GIVEN REQUEST A: Please copy, word for word, the passage of the blog post on wet dogs and roundabouts that begins with "Centripetal force, circular" and ends with "its birth mother.".

Sunday, 18 January 2015

Wet dogs, kids, Nazis and roundabouts.

Note: This post was published in 2011, but the original was invaded by scammers to the point I copied the legitimate bits and deleted the original. :-)

We know what happens when a wet dog shakes itself and some always seems to get into your mouth! At the moment of impact have you wondered in what possible abominations your temporarily despised pet might have been rolling? Maybe you have, but then did you wonder at the forces that propel those contaminated droplets in your direction at speeds beyond your ability to avoid them?
Centripetal force, circular motion. That’s what it is. It is that force that makes a stone fly from a sling or a satellite stay up there.
Now, I direct your attention to a previous post that talked about the globe slowing a little (I postulated a change of 0.0137 seconds longer days by the year 2050) and then take your imagination back about four and a half billion years, when the whole glowing hot mess of oxides nitrogen and iron settled itself into orbit, third planet from its birth mother.


As mainly gases, imagine how much larger it would have been and how far from the axis its centre of spinning force must have been!
I am not about to try the math, but if we take ocean water again then imagine it all as vapour (steam to me and you), and if you like, include coal and oil, no longer buried, but in the atmosphere as CO2 , we realise that our planet would have been, by volume at least, predominately atmospheric gas, extending its weight hundreds, perhaps thousands of kilometres further out from where it is now, way below sea and ground level.

Don't go, because here is where the story really starts. It includes a confession of the method I used to teach ‘Conservation of Energy’ to otherwise disinterested eleven year olds.

We all went to the local park where there stood an old fashioned roundabout, all weathered wood and rusty tubing. That wonderful piece of scientific equipment is long gone, removed by Child Safety Nazis, possibly as a result of the use to which it was put by me. Nevertheless, let me confess what we did. It was really me, but I use the royal we to suggest shared responsibility.

We placed six of the smallest children at the centre, instructing them to hold on tightly no matter what. Then at the outer end of each of the six radiating bars, a larger child, with feet on the edge and body hanging out as far as possible, was instructed to listen for a signal from me. Other children spun the roundabout with its human appendages until they could impart no further energy.

DATASET ENTRIES:

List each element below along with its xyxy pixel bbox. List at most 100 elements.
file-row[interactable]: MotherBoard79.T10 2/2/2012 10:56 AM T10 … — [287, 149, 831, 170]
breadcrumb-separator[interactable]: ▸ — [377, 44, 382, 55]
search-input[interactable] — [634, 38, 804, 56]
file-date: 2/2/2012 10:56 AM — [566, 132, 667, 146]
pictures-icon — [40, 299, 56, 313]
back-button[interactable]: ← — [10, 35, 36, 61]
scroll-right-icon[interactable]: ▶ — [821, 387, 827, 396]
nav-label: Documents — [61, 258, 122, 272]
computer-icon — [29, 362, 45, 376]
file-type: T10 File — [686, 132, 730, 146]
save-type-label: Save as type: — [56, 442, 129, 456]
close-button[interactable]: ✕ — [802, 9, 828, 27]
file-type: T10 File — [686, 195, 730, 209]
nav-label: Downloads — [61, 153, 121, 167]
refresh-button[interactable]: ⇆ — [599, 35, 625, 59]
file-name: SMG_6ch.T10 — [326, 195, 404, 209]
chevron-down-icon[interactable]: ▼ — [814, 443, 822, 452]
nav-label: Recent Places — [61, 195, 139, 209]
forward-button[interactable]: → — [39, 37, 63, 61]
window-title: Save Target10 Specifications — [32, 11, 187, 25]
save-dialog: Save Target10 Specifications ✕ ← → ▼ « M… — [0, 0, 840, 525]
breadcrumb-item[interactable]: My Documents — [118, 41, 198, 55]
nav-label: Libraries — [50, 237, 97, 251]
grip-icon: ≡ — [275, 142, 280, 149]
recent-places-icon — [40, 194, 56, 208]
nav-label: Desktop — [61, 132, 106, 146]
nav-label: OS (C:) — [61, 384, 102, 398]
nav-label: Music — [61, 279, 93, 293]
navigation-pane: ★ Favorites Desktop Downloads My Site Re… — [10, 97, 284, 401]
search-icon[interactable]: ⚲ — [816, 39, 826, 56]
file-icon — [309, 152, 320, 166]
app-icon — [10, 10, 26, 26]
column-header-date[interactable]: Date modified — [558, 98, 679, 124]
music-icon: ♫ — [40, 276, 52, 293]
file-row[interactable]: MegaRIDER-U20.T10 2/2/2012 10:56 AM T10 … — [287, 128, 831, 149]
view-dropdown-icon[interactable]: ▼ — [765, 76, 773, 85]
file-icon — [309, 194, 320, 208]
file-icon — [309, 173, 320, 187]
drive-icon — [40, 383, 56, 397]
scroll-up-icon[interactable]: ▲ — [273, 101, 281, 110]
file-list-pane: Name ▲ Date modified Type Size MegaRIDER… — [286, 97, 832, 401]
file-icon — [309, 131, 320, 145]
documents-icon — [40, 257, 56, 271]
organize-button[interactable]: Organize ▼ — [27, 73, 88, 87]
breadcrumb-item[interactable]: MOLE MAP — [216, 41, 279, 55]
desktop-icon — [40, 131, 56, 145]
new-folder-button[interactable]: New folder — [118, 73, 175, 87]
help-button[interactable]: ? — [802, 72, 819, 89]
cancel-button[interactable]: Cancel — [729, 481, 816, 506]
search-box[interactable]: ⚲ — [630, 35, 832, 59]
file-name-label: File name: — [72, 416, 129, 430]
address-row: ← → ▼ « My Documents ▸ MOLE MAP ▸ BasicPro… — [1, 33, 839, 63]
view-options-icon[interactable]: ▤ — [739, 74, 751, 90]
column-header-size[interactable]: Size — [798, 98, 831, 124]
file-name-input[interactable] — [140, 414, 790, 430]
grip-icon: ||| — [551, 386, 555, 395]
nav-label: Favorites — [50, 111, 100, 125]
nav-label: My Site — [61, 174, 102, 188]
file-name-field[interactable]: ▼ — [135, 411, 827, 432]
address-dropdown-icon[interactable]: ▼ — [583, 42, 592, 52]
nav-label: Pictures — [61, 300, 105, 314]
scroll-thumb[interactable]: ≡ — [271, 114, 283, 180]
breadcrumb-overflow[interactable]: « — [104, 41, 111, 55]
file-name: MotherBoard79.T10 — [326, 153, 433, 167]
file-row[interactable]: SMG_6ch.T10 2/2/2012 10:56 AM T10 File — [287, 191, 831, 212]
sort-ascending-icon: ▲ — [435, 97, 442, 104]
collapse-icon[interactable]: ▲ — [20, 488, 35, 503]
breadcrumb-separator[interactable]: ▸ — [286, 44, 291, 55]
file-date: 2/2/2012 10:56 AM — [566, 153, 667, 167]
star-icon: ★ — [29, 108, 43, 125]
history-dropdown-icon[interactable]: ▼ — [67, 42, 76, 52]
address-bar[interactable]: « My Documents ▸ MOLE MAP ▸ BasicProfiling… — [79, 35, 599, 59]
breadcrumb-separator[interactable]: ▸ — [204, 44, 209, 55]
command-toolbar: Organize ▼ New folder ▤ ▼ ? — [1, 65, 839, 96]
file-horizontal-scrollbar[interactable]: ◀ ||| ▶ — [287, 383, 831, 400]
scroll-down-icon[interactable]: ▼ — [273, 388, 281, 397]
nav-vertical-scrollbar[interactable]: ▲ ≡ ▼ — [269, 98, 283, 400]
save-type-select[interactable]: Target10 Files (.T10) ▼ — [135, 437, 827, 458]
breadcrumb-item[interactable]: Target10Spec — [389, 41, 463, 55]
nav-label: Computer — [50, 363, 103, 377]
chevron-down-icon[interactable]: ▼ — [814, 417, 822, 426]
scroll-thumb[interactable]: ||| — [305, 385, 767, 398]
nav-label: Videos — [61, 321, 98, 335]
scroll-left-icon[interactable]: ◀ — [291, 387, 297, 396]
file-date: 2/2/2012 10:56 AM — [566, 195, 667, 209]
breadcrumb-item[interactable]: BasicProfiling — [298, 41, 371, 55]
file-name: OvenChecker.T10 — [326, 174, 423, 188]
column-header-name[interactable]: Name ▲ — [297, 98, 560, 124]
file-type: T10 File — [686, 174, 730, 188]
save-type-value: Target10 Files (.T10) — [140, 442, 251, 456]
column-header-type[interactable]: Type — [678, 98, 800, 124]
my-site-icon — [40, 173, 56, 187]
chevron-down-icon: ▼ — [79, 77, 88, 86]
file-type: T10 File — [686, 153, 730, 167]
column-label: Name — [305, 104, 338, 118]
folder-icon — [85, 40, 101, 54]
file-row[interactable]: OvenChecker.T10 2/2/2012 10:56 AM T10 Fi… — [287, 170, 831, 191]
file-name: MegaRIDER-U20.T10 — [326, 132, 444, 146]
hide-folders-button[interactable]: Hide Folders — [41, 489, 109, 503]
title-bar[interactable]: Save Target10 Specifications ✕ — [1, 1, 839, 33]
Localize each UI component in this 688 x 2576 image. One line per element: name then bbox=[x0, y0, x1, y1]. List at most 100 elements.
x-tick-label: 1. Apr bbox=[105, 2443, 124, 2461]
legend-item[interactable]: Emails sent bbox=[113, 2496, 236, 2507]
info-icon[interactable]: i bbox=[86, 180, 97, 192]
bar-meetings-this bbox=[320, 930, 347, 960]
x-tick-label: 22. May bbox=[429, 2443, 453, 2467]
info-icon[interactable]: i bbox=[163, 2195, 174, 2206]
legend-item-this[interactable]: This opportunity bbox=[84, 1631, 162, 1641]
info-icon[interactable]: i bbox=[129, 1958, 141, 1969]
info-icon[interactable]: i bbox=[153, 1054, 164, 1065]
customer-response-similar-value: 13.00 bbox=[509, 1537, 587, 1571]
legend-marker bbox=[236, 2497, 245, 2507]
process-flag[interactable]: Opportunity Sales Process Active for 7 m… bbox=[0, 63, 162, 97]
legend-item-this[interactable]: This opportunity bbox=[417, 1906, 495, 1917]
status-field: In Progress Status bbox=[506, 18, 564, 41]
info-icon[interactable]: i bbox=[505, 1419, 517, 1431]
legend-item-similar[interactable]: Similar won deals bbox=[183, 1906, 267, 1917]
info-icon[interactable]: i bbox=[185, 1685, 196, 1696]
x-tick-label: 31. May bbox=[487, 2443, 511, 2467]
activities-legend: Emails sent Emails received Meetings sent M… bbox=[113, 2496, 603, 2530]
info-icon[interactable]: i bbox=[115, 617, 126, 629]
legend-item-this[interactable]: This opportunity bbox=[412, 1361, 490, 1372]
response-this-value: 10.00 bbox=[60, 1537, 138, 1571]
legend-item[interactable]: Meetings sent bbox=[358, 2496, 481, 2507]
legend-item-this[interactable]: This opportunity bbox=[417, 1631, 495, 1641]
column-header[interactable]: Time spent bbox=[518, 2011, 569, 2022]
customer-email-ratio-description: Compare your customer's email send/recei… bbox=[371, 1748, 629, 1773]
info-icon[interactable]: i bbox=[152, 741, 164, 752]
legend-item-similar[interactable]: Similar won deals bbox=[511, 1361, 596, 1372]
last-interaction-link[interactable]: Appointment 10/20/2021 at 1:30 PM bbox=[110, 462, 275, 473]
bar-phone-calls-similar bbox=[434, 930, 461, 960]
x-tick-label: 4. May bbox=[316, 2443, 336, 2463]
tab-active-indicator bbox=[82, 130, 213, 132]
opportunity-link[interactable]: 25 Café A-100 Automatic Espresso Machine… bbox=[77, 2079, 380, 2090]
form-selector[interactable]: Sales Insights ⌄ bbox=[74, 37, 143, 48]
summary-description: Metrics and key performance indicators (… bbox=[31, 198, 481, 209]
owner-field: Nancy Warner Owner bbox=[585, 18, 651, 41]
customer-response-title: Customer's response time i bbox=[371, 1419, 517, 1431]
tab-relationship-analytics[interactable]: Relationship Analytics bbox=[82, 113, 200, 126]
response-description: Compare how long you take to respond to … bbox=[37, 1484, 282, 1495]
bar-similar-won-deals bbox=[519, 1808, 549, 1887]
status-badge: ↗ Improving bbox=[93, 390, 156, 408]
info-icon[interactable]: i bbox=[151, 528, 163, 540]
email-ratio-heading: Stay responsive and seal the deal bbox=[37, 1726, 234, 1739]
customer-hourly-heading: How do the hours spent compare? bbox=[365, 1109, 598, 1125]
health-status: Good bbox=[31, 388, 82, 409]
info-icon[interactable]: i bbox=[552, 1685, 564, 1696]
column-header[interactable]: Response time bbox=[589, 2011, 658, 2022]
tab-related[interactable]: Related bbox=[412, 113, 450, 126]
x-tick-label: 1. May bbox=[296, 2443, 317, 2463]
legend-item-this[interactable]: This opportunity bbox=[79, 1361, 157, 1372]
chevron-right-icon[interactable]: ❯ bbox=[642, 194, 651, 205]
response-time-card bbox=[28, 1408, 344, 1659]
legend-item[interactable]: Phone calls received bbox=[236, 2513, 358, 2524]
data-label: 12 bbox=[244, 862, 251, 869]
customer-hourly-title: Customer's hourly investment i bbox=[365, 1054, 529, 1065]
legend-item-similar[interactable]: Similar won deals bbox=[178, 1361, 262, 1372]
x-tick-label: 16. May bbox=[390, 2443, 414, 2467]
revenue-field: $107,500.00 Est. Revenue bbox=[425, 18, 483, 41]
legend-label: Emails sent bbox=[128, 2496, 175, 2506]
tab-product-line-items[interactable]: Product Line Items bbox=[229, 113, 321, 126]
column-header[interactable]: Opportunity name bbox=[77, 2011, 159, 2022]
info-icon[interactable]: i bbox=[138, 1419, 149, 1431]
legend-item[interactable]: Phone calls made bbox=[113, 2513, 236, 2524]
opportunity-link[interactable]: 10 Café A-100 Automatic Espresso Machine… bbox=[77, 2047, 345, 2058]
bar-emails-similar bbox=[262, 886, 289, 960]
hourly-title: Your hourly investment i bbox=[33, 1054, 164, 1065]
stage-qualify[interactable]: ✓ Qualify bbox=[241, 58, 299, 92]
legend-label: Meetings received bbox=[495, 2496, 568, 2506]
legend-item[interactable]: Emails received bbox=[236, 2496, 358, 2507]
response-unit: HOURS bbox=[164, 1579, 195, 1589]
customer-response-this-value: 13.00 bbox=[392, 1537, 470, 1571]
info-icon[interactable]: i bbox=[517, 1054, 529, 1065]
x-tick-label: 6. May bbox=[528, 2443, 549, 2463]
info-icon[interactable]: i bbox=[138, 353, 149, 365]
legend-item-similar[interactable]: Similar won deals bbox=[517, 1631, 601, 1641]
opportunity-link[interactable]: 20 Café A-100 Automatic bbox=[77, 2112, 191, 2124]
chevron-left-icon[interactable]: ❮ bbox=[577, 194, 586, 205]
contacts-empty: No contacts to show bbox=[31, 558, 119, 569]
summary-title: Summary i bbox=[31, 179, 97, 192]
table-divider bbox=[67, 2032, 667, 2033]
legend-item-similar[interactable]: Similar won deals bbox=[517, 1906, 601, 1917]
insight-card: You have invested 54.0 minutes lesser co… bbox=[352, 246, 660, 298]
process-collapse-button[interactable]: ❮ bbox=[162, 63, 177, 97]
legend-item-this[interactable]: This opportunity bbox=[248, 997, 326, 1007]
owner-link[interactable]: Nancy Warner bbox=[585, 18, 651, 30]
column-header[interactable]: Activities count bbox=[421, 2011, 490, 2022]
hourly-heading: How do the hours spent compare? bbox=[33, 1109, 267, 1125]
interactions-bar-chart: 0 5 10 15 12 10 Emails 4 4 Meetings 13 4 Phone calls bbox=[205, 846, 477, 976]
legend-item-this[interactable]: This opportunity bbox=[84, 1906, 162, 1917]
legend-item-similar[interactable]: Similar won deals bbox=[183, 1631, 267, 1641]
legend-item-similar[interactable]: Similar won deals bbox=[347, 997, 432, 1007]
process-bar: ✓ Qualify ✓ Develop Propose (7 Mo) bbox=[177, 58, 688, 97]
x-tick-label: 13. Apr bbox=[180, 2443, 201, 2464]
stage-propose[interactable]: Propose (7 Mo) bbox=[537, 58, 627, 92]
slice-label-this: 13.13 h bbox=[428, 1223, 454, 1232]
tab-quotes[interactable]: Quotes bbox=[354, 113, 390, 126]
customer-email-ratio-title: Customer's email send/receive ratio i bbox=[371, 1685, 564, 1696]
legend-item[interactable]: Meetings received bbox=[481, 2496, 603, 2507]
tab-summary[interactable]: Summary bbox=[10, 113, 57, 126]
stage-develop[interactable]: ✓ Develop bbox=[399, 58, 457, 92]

GIVEN REQUEST B: Duplicate the listing line for line, from its first line through the line containing "chevron-down-icon[interactable]: ▼ — [814, 443, 822, 452]", with both of those lines included.

TASK RESPONSE A:
Centripetal force, circular motion. That’s what it is. It is that force that makes a stone fly from a sling or a satellite stay up there.
Now, I direct your attention to a previous post that talked about the globe slowing a little (I postulated a change of 0.0137 seconds longer days by the year 2050) and then take your imagination back about four and a half billion years, when the whole glowing hot mess of oxides nitrogen and iron settled itself into orbit, third planet from its birth mother.

TASK RESPONSE B:
List each element below along with its xyxy pixel bbox. List at most 100 elements.
file-row[interactable]: MotherBoard79.T10 2/2/2012 10:56 AM T10 … — [287, 149, 831, 170]
breadcrumb-separator[interactable]: ▸ — [377, 44, 382, 55]
search-input[interactable] — [634, 38, 804, 56]
file-date: 2/2/2012 10:56 AM — [566, 132, 667, 146]
pictures-icon — [40, 299, 56, 313]
back-button[interactable]: ← — [10, 35, 36, 61]
scroll-right-icon[interactable]: ▶ — [821, 387, 827, 396]
nav-label: Documents — [61, 258, 122, 272]
computer-icon — [29, 362, 45, 376]
file-type: T10 File — [686, 132, 730, 146]
save-type-label: Save as type: — [56, 442, 129, 456]
close-button[interactable]: ✕ — [802, 9, 828, 27]
file-type: T10 File — [686, 195, 730, 209]
nav-label: Downloads — [61, 153, 121, 167]
refresh-button[interactable]: ⇆ — [599, 35, 625, 59]
file-name: SMG_6ch.T10 — [326, 195, 404, 209]
chevron-down-icon[interactable]: ▼ — [814, 443, 822, 452]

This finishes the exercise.